Set task → The records that follow are to be repeated exactly, with the pictures removed.

Figure record extracts:
<<<<
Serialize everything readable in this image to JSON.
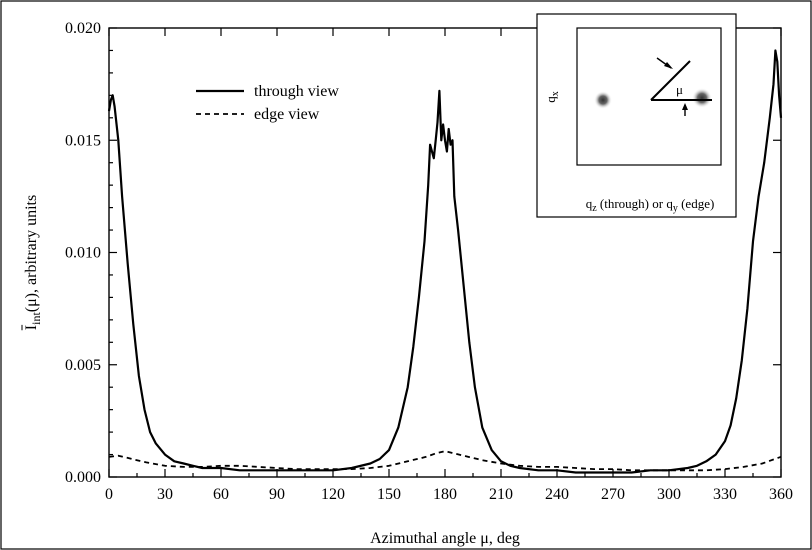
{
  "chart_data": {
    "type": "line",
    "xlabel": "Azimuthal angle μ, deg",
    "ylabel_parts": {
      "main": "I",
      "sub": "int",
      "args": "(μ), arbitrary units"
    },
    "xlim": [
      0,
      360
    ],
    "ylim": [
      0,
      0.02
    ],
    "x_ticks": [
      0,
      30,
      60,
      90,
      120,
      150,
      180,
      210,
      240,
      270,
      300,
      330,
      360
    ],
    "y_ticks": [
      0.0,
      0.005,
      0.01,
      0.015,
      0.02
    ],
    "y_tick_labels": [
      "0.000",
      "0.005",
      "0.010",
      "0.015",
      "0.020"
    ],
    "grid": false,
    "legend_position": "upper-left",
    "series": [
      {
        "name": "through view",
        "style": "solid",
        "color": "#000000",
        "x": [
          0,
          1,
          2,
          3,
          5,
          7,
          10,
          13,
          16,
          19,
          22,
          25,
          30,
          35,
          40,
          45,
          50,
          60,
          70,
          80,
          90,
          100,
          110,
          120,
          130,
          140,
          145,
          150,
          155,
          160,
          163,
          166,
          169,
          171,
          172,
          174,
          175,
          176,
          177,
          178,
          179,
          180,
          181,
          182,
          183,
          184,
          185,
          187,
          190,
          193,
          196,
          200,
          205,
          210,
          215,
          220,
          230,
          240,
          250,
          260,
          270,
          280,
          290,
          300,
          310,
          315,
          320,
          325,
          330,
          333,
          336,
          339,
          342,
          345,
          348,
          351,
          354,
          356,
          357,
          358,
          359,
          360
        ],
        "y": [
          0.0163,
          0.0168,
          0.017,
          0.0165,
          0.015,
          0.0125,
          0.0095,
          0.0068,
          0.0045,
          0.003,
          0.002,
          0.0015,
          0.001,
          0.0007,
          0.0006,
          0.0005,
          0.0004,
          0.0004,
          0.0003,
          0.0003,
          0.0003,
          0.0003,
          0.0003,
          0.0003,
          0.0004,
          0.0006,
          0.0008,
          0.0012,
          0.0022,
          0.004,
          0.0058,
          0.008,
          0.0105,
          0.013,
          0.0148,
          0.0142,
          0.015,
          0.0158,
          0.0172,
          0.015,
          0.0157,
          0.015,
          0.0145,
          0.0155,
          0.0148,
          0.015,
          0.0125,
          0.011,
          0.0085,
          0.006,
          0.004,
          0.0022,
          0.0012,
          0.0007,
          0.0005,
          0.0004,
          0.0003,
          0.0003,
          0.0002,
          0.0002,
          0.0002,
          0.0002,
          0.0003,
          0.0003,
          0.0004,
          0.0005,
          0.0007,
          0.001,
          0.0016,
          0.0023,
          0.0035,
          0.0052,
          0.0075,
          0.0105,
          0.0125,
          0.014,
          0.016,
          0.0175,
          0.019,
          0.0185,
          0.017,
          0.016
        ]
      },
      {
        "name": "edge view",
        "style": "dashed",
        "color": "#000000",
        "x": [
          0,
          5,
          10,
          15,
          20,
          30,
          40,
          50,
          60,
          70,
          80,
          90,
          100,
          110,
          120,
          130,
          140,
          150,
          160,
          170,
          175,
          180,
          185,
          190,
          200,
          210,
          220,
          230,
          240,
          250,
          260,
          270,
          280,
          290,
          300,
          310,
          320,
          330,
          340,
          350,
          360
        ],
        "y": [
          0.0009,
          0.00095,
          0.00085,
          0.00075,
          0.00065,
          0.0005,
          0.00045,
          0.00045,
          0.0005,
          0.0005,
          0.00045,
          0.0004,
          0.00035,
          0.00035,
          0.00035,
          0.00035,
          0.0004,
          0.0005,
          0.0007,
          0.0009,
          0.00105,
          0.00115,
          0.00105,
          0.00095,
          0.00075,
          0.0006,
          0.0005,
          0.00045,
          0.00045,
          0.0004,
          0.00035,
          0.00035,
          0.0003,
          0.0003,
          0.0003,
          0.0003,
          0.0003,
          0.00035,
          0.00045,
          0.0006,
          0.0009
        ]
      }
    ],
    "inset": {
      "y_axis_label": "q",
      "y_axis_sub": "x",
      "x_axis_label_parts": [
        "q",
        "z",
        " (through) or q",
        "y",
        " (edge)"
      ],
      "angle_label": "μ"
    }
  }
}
>>>>
Complete output →
Serialize everything readable in this image to JSON.
{
  "chart_data": {
    "type": "line",
    "xlabel": "Azimuthal angle μ, deg",
    "ylabel_parts": {
      "main": "I",
      "sub": "int",
      "args": "(μ), arbitrary units"
    },
    "xlim": [
      0,
      360
    ],
    "ylim": [
      0,
      0.02
    ],
    "x_ticks": [
      0,
      30,
      60,
      90,
      120,
      150,
      180,
      210,
      240,
      270,
      300,
      330,
      360
    ],
    "y_ticks": [
      0.0,
      0.005,
      0.01,
      0.015,
      0.02
    ],
    "y_tick_labels": [
      "0.000",
      "0.005",
      "0.010",
      "0.015",
      "0.020"
    ],
    "grid": false,
    "legend_position": "upper-left",
    "series": [
      {
        "name": "through view",
        "style": "solid",
        "color": "#000000",
        "x": [
          0,
          1,
          2,
          3,
          5,
          7,
          10,
          13,
          16,
          19,
          22,
          25,
          30,
          35,
          40,
          45,
          50,
          60,
          70,
          80,
          90,
          100,
          110,
          120,
          130,
          140,
          145,
          150,
          155,
          160,
          163,
          166,
          169,
          171,
          172,
          174,
          175,
          176,
          177,
          178,
          179,
          180,
          181,
          182,
          183,
          184,
          185,
          187,
          190,
          193,
          196,
          200,
          205,
          210,
          215,
          220,
          230,
          240,
          250,
          260,
          270,
          280,
          290,
          300,
          310,
          315,
          320,
          325,
          330,
          333,
          336,
          339,
          342,
          345,
          348,
          351,
          354,
          356,
          357,
          358,
          359,
          360
        ],
        "y": [
          0.0163,
          0.0168,
          0.017,
          0.0165,
          0.015,
          0.0125,
          0.0095,
          0.0068,
          0.0045,
          0.003,
          0.002,
          0.0015,
          0.001,
          0.0007,
          0.0006,
          0.0005,
          0.0004,
          0.0004,
          0.0003,
          0.0003,
          0.0003,
          0.0003,
          0.0003,
          0.0003,
          0.0004,
          0.0006,
          0.0008,
          0.0012,
          0.0022,
          0.004,
          0.0058,
          0.008,
          0.0105,
          0.013,
          0.0148,
          0.0142,
          0.015,
          0.0158,
          0.0172,
          0.015,
          0.0157,
          0.015,
          0.0145,
          0.0155,
          0.0148,
          0.015,
          0.0125,
          0.011,
          0.0085,
          0.006,
          0.004,
          0.0022,
          0.0012,
          0.0007,
          0.0005,
          0.0004,
          0.0003,
          0.0003,
          0.0002,
          0.0002,
          0.0002,
          0.0002,
          0.0003,
          0.0003,
          0.0004,
          0.0005,
          0.0007,
          0.001,
          0.0016,
          0.0023,
          0.0035,
          0.0052,
          0.0075,
          0.0105,
          0.0125,
          0.014,
          0.016,
          0.0175,
          0.019,
          0.0185,
          0.017,
          0.016
        ]
      },
      {
        "name": "edge view",
        "style": "dashed",
        "color": "#000000",
        "x": [
          0,
          5,
          10,
          15,
          20,
          30,
          40,
          50,
          60,
          70,
          80,
          90,
          100,
          110,
          120,
          130,
          140,
          150,
          160,
          170,
          175,
          180,
          185,
          190,
          200,
          210,
          220,
          230,
          240,
          250,
          260,
          270,
          280,
          290,
          300,
          310,
          320,
          330,
          340,
          350,
          360
        ],
        "y": [
          0.0009,
          0.00095,
          0.00085,
          0.00075,
          0.00065,
          0.0005,
          0.00045,
          0.00045,
          0.0005,
          0.0005,
          0.00045,
          0.0004,
          0.00035,
          0.00035,
          0.00035,
          0.00035,
          0.0004,
          0.0005,
          0.0007,
          0.0009,
          0.00105,
          0.00115,
          0.00105,
          0.00095,
          0.00075,
          0.0006,
          0.0005,
          0.00045,
          0.00045,
          0.0004,
          0.00035,
          0.00035,
          0.0003,
          0.0003,
          0.0003,
          0.0003,
          0.0003,
          0.00035,
          0.00045,
          0.0006,
          0.0009
        ]
      }
    ],
    "inset": {
      "y_axis_label": "q",
      "y_axis_sub": "x",
      "x_axis_label_parts": [
        "q",
        "z",
        " (through) or q",
        "y",
        " (edge)"
      ],
      "angle_label": "μ"
    }
  }
}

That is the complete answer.